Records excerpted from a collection
════════
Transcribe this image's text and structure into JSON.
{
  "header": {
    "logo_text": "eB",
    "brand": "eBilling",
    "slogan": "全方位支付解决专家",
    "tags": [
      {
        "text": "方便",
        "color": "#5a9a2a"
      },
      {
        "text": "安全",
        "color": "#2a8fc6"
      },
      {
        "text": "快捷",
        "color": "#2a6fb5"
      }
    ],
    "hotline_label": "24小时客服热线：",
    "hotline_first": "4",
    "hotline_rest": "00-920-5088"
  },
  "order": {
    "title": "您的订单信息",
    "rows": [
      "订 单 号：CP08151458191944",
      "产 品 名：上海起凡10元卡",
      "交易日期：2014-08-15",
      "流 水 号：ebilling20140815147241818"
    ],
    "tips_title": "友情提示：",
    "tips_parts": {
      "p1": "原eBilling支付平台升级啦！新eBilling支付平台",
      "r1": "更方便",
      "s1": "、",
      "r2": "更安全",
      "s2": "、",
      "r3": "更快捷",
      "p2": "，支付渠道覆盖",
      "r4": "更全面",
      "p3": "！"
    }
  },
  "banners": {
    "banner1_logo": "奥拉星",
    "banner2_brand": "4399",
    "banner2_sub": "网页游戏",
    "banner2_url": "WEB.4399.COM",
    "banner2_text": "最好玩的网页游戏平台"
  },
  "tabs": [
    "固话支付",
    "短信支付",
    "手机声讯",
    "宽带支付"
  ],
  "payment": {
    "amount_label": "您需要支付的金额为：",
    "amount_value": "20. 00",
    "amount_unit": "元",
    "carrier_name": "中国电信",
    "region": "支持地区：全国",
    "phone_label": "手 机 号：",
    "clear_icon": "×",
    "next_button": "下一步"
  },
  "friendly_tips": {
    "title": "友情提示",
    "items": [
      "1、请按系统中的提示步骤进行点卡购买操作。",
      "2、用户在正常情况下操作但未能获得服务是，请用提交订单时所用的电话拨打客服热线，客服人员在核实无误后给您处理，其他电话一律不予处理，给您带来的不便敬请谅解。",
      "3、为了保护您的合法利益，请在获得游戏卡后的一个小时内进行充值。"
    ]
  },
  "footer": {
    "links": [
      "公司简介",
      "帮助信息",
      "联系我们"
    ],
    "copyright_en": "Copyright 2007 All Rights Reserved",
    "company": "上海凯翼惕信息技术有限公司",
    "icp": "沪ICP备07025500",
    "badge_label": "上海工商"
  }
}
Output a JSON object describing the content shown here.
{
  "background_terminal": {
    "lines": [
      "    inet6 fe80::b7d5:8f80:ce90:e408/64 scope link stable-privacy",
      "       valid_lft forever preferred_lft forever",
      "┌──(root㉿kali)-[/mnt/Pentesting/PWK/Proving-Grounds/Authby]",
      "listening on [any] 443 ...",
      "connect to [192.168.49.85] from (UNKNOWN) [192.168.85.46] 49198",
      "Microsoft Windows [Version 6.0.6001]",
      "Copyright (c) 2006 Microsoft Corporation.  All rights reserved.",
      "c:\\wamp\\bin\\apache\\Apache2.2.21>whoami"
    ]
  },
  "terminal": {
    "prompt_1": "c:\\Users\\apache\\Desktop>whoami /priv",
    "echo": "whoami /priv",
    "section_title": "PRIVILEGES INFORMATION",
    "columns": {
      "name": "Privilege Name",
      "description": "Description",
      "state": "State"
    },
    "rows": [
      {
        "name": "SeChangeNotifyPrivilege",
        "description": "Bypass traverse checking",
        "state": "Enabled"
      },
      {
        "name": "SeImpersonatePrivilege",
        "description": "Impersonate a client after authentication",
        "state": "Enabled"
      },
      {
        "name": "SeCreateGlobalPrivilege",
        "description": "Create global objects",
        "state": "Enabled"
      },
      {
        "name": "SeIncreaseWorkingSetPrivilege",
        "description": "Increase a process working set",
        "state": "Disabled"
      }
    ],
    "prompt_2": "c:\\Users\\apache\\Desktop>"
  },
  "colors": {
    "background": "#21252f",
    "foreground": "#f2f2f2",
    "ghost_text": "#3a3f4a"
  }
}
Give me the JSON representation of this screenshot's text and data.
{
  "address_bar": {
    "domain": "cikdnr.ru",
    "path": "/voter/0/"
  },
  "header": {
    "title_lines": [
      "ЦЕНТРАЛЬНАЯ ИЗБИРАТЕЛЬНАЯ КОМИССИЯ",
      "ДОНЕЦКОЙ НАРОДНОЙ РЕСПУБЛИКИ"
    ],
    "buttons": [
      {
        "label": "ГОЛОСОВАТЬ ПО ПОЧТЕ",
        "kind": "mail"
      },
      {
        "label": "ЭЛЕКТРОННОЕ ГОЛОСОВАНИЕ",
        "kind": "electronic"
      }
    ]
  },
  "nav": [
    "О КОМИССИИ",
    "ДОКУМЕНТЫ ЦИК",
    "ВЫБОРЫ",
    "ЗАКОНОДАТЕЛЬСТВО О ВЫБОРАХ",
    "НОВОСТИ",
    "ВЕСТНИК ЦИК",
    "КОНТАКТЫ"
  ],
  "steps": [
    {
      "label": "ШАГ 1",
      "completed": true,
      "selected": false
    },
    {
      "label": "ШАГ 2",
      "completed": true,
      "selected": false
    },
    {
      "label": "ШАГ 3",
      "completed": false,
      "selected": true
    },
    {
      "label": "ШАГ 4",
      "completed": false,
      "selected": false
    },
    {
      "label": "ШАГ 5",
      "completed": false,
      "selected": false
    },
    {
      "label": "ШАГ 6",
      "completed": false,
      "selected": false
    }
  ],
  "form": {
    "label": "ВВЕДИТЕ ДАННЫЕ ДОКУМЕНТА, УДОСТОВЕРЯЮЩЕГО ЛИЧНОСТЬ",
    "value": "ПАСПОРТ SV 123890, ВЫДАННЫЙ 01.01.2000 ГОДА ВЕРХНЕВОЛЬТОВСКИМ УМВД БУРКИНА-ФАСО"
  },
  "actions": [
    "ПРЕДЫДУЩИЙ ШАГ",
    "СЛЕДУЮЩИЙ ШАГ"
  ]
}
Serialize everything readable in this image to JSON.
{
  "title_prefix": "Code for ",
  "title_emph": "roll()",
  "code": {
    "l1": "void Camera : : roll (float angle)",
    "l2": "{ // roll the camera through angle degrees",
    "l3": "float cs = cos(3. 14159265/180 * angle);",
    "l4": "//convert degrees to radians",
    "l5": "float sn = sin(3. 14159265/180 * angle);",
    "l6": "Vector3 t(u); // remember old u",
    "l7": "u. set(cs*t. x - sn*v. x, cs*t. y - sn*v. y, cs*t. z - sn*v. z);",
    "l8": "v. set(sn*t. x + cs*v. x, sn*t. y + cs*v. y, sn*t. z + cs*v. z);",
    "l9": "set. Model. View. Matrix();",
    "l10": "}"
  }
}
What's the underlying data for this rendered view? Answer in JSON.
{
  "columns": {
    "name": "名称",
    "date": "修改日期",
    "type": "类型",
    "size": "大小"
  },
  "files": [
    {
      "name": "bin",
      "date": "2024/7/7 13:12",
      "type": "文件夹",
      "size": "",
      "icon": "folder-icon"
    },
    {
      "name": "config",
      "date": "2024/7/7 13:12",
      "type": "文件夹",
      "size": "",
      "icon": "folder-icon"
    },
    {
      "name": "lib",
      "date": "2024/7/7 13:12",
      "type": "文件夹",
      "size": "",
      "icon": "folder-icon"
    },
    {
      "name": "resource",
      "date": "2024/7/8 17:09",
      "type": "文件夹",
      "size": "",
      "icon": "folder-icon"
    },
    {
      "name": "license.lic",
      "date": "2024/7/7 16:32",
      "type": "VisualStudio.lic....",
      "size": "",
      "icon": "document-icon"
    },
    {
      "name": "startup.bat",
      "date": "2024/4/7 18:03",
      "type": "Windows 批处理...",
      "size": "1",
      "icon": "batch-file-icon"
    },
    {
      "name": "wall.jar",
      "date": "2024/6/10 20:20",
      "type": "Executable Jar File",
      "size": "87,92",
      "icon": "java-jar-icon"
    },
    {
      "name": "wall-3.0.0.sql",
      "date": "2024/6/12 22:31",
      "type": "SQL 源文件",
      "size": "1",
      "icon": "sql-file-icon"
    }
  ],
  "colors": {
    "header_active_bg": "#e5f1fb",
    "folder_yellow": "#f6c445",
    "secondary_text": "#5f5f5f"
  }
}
════════
From the data above, pick out each line containing "JSON" and copy it.

Solution below
Transcribe this image's text and structure into JSON.
Output a JSON object describing the content shown here.
Give me the JSON representation of this screenshot's text and data.
Serialize everything readable in this image to JSON.
What's the underlying data for this rendered view? Answer in JSON.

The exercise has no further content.